» **DO THIS**: Pictures aside, quote the whole listing exactly.
---- ENTRIES SHOWN
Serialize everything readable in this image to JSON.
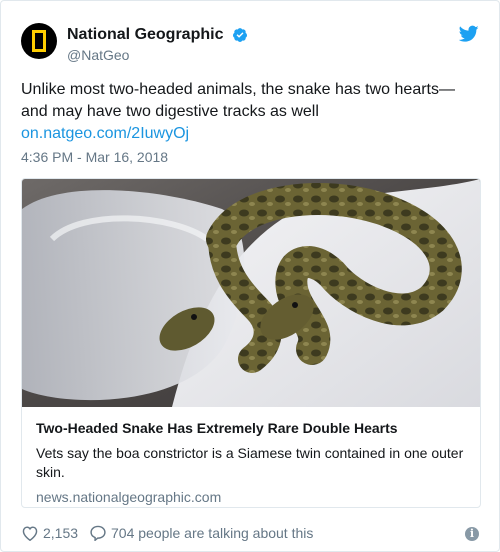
{
  "tweet": {
    "display_name": "National Geographic",
    "handle": "@NatGeo",
    "text": "Unlike most two-headed animals, the snake has two hearts—and may have two digestive tracks as well",
    "link": "on.natgeo.com/2IuwyOj",
    "timestamp": "4:36 PM - Mar 16, 2018"
  },
  "card": {
    "title": "Two-Headed Snake Has Extremely Rare Double Hearts",
    "description": "Vets say the boa constrictor is a Siamese twin contained in one outer skin.",
    "domain": "news.nationalgeographic.com"
  },
  "actions": {
    "likes": "2,153",
    "talking": "704 people are talking about this"
  },
  "icons": {
    "avatar": "natgeo-logo",
    "verified": "verified-badge",
    "twitter": "twitter-bird-icon",
    "like": "heart-icon",
    "reply": "comment-icon",
    "info": "info-icon"
  },
  "colors": {
    "link": "#1b95e0",
    "verified": "#1da1f2",
    "muted": "#657786",
    "logo_yellow": "#ffce00"
  }
}
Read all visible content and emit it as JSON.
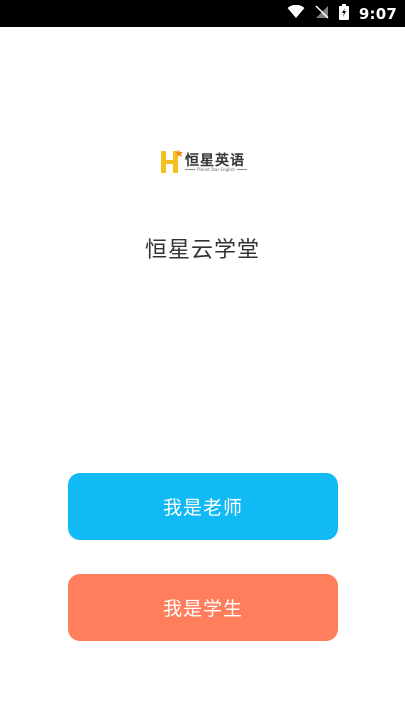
{
  "status_bar": {
    "time": "9:07",
    "icons": [
      "wifi-icon",
      "signal-icon",
      "battery-charging-icon"
    ]
  },
  "logo": {
    "letter": "H",
    "brand_text": "恒星英语",
    "sub_text": "Planet Star English"
  },
  "app_title": "恒星云学堂",
  "buttons": {
    "teacher_label": "我是老师",
    "student_label": "我是学生"
  },
  "colors": {
    "teacher_button": "#12baf5",
    "student_button": "#ff7e5b",
    "logo_yellow": "#f4c020",
    "logo_orange": "#f08a24"
  }
}
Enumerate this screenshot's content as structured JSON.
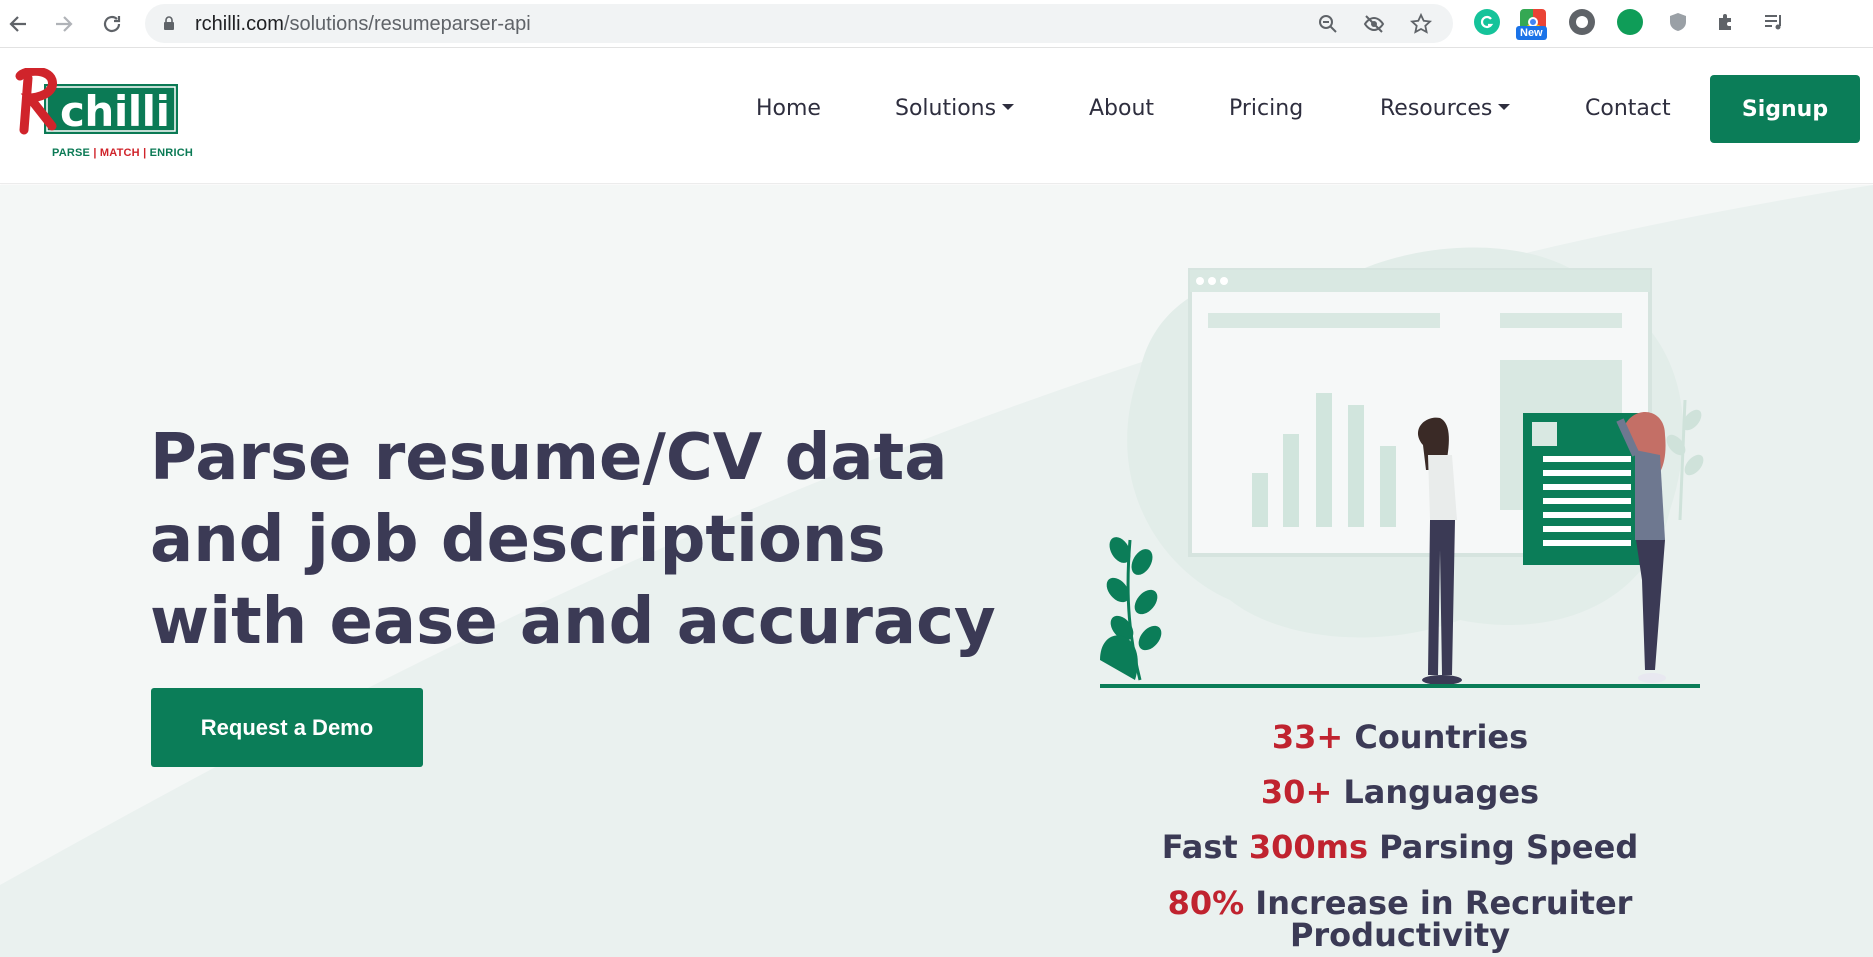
--------
» **WRITTEN SOLUTION**:
Serialize everything readable in this image to JSON.
{
  "tweet": {
    "display_name": "National Geographic",
    "handle": "@NatGeo",
    "text": "Unlike most two-headed animals, the snake has two hearts—and may have two digestive tracks as well",
    "link": "on.natgeo.com/2IuwyOj",
    "timestamp": "4:36 PM - Mar 16, 2018"
  },
  "card": {
    "title": "Two-Headed Snake Has Extremely Rare Double Hearts",
    "description": "Vets say the boa constrictor is a Siamese twin contained in one outer skin.",
    "domain": "news.nationalgeographic.com"
  },
  "actions": {
    "likes": "2,153",
    "talking": "704 people are talking about this"
  },
  "icons": {
    "avatar": "natgeo-logo",
    "verified": "verified-badge",
    "twitter": "twitter-bird-icon",
    "like": "heart-icon",
    "reply": "comment-icon",
    "info": "info-icon"
  },
  "colors": {
    "link": "#1b95e0",
    "verified": "#1da1f2",
    "muted": "#657786",
    "logo_yellow": "#ffce00"
  }
}
Read all visible content and emit it as JSON.
{
  "status_bar": {
    "time": "9:07",
    "icons": [
      "wifi-icon",
      "signal-icon",
      "battery-charging-icon"
    ]
  },
  "logo": {
    "letter": "H",
    "brand_text": "恒星英语",
    "sub_text": "Planet Star English"
  },
  "app_title": "恒星云学堂",
  "buttons": {
    "teacher_label": "我是老师",
    "student_label": "我是学生"
  },
  "colors": {
    "teacher_button": "#12baf5",
    "student_button": "#ff7e5b",
    "logo_yellow": "#f4c020",
    "logo_orange": "#f08a24"
  }
}
Enumerate this screenshot's content as structured JSON.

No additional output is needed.